WHAT TO PRODUCE: Skip every image and restate the data word for word.

:::::

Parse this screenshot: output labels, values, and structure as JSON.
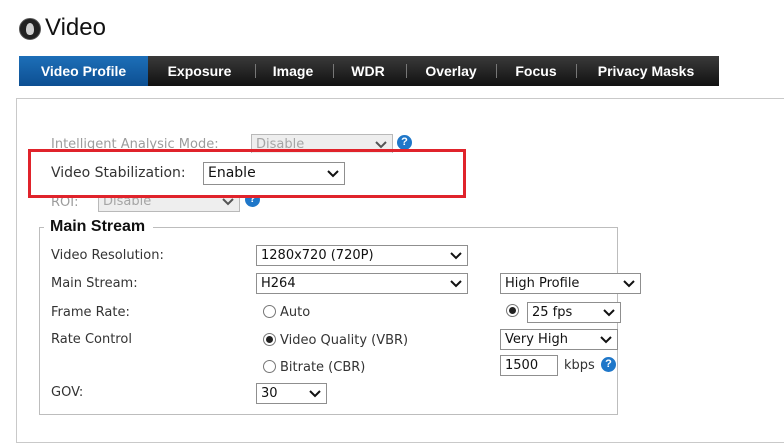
{
  "header": {
    "title": "Video"
  },
  "tabs": [
    {
      "label": "Video Profile",
      "active": true
    },
    {
      "label": "Exposure"
    },
    {
      "label": "Image"
    },
    {
      "label": "WDR"
    },
    {
      "label": "Overlay"
    },
    {
      "label": "Focus"
    },
    {
      "label": "Privacy Masks"
    }
  ],
  "settings": {
    "intelligent_analysis": {
      "label": "Intelligent Analysic Mode:",
      "value": "Disable"
    },
    "video_stabilization": {
      "label": "Video Stabilization:",
      "value": "Enable"
    },
    "roi": {
      "label": "ROI:",
      "value": "Disable"
    }
  },
  "main_stream": {
    "legend": "Main Stream",
    "video_resolution": {
      "label": "Video Resolution:",
      "value": "1280x720 (720P)"
    },
    "main_stream": {
      "label": "Main Stream:",
      "codec": "H264",
      "profile": "High Profile"
    },
    "frame_rate": {
      "label": "Frame Rate:",
      "auto_label": "Auto",
      "value": "25 fps",
      "selected": "fps"
    },
    "rate_control": {
      "label": "Rate Control",
      "vbr_label": "Video Quality (VBR)",
      "cbr_label": "Bitrate (CBR)",
      "selected": "vbr",
      "quality": "Very High",
      "bitrate": "1500",
      "bitrate_unit": "kbps"
    },
    "gov": {
      "label": "GOV:",
      "value": "30"
    }
  },
  "colors": {
    "accent": "#1d6fb8",
    "tabbar": "#1a1a1a",
    "highlight": "#e0232b",
    "help": "#1f77c9"
  },
  "icons": [
    "app-logo-icon",
    "chevron-down-icon",
    "help-icon"
  ]
}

:::::

PROBLEM SOLUTION:
Parse this screenshot: output labels, values, and structure as JSON.
{
  "header": {
    "title": "Video"
  },
  "tabs": [
    {
      "label": "Video Profile",
      "active": true
    },
    {
      "label": "Exposure"
    },
    {
      "label": "Image"
    },
    {
      "label": "WDR"
    },
    {
      "label": "Overlay"
    },
    {
      "label": "Focus"
    },
    {
      "label": "Privacy Masks"
    }
  ],
  "settings": {
    "intelligent_analysis": {
      "label": "Intelligent Analysic Mode:",
      "value": "Disable"
    },
    "video_stabilization": {
      "label": "Video Stabilization:",
      "value": "Enable"
    },
    "roi": {
      "label": "ROI:",
      "value": "Disable"
    }
  },
  "main_stream": {
    "legend": "Main Stream",
    "video_resolution": {
      "label": "Video Resolution:",
      "value": "1280x720 (720P)"
    },
    "main_stream": {
      "label": "Main Stream:",
      "codec": "H264",
      "profile": "High Profile"
    },
    "frame_rate": {
      "label": "Frame Rate:",
      "auto_label": "Auto",
      "value": "25 fps",
      "selected": "fps"
    },
    "rate_control": {
      "label": "Rate Control",
      "vbr_label": "Video Quality (VBR)",
      "cbr_label": "Bitrate (CBR)",
      "selected": "vbr",
      "quality": "Very High",
      "bitrate": "1500",
      "bitrate_unit": "kbps"
    },
    "gov": {
      "label": "GOV:",
      "value": "30"
    }
  },
  "colors": {
    "accent": "#1d6fb8",
    "tabbar": "#1a1a1a",
    "highlight": "#e0232b",
    "help": "#1f77c9"
  },
  "icons": [
    "app-logo-icon",
    "chevron-down-icon",
    "help-icon"
  ]
}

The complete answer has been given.